Extracted data entries
============

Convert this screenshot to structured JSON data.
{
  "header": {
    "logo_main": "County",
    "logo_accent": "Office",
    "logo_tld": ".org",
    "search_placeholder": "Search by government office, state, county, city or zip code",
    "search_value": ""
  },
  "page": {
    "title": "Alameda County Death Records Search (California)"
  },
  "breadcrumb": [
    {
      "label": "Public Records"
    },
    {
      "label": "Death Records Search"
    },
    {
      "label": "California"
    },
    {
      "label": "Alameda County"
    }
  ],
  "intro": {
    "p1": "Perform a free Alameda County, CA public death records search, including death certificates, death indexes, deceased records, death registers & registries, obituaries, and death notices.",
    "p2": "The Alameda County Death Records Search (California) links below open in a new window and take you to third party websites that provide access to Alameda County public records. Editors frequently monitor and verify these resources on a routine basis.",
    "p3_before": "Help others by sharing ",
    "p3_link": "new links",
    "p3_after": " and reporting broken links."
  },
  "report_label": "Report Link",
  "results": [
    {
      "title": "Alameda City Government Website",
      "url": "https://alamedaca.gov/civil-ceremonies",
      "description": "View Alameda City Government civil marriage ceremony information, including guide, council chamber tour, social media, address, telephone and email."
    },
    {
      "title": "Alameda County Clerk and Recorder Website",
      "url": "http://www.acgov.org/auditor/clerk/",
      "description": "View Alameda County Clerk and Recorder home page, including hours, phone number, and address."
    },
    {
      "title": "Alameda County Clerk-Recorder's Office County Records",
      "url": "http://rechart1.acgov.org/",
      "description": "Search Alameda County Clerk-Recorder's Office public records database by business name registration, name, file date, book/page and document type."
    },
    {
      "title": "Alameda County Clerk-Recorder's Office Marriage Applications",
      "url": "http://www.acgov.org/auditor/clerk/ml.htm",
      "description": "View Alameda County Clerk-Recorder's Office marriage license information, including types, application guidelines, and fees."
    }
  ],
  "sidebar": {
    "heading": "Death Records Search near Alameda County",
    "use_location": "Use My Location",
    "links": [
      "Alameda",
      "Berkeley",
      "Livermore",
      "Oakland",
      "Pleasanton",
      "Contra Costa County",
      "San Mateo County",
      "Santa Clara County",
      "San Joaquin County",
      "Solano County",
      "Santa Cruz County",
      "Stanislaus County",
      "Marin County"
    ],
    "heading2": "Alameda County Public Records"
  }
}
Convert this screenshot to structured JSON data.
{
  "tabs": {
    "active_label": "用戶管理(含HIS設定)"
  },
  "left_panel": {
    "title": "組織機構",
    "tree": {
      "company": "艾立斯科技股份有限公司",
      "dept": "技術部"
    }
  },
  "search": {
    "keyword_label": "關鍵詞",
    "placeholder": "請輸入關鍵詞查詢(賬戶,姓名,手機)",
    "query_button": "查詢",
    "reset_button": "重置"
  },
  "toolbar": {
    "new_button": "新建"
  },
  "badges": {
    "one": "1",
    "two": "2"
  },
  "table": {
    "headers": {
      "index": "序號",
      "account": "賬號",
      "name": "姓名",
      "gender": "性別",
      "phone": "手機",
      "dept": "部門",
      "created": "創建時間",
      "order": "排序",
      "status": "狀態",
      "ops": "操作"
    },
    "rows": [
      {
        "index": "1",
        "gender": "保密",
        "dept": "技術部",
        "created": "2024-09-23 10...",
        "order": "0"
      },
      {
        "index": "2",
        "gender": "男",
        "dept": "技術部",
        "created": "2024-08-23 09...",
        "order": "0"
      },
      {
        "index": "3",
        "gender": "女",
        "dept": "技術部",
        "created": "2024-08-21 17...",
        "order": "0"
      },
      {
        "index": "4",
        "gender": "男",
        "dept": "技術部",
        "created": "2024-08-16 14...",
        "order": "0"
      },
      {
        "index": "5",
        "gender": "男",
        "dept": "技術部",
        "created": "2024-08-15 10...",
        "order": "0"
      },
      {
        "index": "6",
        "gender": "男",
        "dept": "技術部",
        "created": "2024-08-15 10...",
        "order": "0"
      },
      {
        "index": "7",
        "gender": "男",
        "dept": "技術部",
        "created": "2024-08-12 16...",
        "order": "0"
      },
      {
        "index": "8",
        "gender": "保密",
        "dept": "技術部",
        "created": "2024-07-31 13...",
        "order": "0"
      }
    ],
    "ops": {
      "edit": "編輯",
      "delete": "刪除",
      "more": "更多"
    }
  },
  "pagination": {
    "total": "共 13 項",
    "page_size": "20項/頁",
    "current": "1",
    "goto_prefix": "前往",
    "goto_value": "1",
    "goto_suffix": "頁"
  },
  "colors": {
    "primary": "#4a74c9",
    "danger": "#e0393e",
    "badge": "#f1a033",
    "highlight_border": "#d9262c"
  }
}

============

STATED TASK = Each line with the string "auditor" in it needs to be found and copied.

RESULT OF THE EXERCISE =
      "url": "http://www.acgov.org/auditor/clerk/",
      "url": "http://www.acgov.org/auditor/clerk/ml.htm",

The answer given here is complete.